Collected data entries
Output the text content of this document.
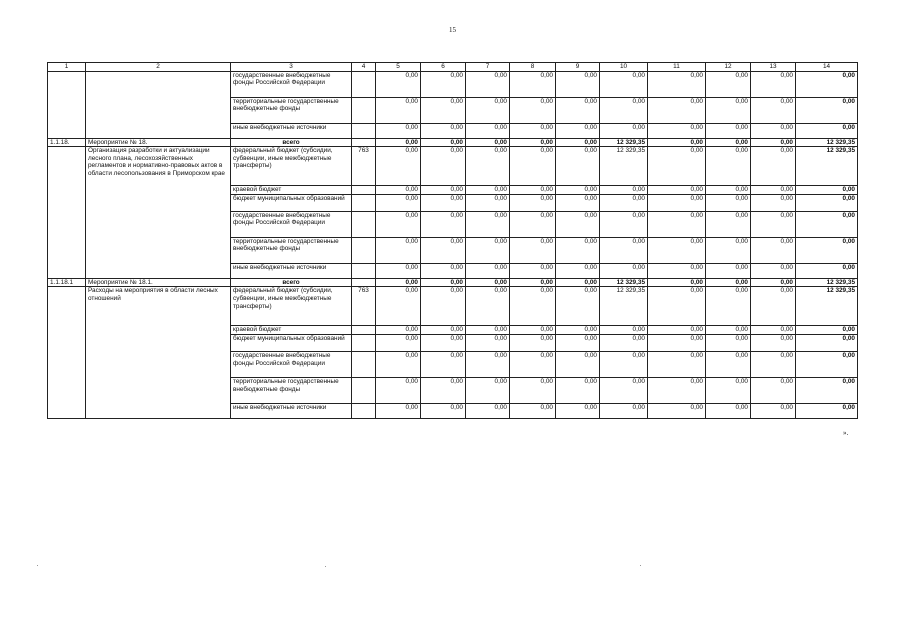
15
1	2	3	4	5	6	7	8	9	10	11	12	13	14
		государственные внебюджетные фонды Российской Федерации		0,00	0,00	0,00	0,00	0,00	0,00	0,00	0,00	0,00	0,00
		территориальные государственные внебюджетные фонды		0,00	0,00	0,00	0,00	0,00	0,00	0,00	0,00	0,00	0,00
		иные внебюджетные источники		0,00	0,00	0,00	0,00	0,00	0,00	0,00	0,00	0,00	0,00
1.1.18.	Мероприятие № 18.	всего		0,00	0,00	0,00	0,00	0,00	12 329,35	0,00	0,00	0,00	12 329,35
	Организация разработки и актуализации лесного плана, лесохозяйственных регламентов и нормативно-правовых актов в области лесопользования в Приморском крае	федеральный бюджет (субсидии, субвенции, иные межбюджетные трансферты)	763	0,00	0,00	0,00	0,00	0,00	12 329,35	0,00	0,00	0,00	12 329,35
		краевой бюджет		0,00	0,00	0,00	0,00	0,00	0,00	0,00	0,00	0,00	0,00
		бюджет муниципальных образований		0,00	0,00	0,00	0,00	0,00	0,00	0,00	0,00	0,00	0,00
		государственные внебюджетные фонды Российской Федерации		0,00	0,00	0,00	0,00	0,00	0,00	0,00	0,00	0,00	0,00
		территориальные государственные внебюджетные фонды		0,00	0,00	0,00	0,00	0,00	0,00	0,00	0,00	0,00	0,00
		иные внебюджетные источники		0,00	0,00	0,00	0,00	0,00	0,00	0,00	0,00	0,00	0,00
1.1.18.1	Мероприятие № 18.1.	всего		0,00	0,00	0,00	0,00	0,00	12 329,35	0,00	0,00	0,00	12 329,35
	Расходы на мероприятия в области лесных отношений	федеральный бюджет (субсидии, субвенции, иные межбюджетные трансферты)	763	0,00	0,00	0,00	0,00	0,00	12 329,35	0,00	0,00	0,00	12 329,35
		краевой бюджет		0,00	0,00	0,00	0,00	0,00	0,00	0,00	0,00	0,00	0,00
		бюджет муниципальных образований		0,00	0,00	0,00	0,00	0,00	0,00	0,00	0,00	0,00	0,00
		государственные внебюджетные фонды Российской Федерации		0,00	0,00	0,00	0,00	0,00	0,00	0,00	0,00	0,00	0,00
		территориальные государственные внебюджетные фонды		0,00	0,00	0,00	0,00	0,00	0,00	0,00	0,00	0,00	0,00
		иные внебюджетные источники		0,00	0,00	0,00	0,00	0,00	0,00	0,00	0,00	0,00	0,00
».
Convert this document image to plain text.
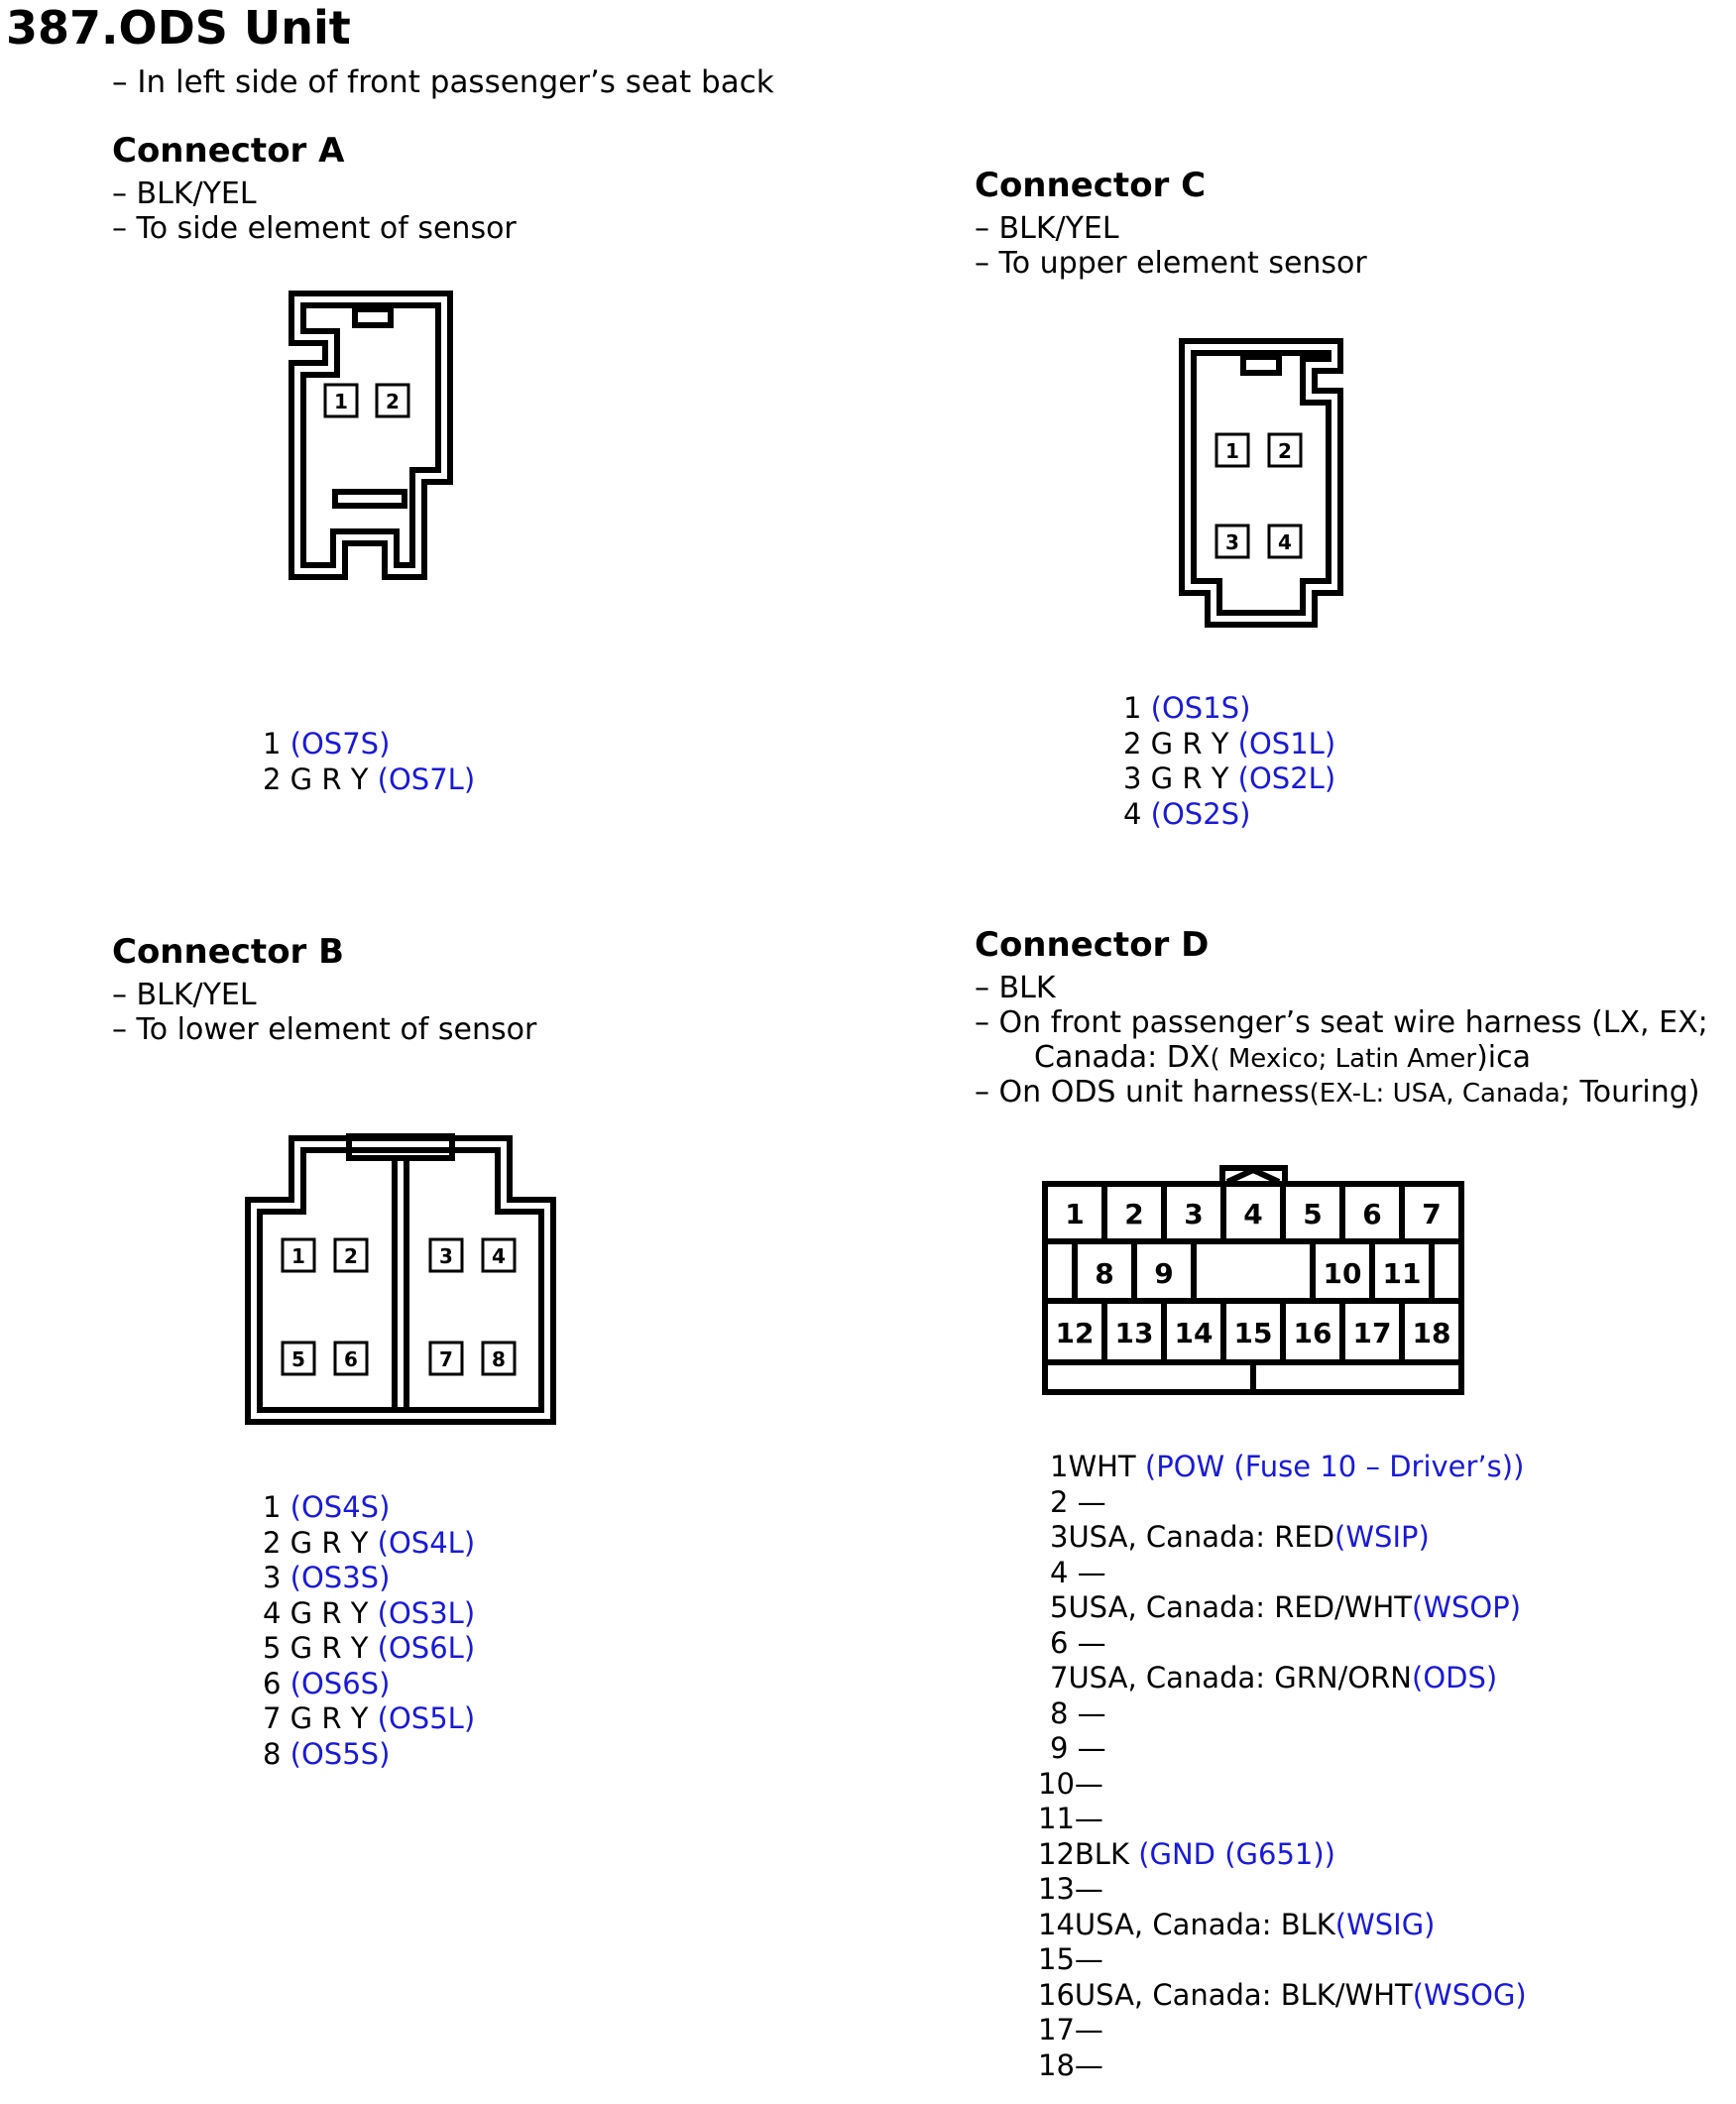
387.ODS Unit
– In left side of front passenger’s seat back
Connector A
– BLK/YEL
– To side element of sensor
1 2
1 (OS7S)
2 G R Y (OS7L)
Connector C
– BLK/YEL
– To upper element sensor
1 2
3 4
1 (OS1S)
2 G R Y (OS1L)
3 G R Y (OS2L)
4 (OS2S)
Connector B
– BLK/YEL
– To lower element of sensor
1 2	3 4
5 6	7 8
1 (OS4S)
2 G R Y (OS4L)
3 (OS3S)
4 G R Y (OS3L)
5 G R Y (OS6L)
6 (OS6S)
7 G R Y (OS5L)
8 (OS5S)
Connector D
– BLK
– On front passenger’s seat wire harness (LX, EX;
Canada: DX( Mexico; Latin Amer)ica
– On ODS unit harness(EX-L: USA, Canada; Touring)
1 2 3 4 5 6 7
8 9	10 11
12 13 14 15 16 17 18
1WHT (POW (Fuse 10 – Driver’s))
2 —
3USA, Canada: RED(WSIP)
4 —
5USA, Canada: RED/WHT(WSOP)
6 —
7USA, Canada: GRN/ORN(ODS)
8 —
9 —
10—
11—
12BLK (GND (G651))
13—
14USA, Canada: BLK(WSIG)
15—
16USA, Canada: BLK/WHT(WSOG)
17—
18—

- **WHAT YOU NEED TO DO**: Every line containing the string "front" must be listed.

- **ANSWER FOR THE TASK**:
– In left side of front passenger’s seat back
– On front passenger’s seat wire harness (LX, EX;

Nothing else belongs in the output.